**Task brief**.
Count how many lines hold the string "color". Give that number alone.

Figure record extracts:
►
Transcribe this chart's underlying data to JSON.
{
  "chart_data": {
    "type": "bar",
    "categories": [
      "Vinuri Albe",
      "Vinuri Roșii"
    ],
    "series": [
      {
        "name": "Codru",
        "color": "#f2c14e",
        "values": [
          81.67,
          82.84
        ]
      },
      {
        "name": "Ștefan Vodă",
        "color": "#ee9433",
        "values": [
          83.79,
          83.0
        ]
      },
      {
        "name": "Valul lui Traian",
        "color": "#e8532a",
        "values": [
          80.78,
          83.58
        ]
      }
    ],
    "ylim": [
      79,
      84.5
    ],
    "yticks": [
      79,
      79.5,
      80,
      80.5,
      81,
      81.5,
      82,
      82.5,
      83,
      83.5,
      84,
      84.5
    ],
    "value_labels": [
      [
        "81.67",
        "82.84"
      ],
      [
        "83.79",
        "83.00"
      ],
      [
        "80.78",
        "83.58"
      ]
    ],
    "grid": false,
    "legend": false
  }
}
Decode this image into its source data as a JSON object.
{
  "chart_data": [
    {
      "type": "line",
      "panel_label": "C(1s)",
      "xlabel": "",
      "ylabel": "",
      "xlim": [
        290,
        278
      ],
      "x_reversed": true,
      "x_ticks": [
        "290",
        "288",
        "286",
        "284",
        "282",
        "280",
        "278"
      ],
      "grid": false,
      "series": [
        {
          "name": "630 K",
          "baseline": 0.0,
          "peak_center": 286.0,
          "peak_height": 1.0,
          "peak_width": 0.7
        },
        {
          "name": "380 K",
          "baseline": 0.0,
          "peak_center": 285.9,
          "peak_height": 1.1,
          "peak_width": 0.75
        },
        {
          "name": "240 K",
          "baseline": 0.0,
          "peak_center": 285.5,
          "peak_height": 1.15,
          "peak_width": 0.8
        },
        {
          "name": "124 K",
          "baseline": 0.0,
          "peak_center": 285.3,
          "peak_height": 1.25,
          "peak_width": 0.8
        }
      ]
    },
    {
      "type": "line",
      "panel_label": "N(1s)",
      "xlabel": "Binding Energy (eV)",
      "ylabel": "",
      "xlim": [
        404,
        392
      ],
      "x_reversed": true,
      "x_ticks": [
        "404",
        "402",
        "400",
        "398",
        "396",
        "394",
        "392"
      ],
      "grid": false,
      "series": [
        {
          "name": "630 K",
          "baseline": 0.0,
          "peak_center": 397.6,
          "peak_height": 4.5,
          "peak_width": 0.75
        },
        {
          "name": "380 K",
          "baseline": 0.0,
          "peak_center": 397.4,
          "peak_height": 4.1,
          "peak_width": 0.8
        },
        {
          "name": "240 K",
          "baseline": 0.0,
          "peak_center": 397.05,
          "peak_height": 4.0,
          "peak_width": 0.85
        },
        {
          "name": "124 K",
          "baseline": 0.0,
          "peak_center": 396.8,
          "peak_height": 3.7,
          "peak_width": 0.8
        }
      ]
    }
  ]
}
◄
**Expected answer**.
3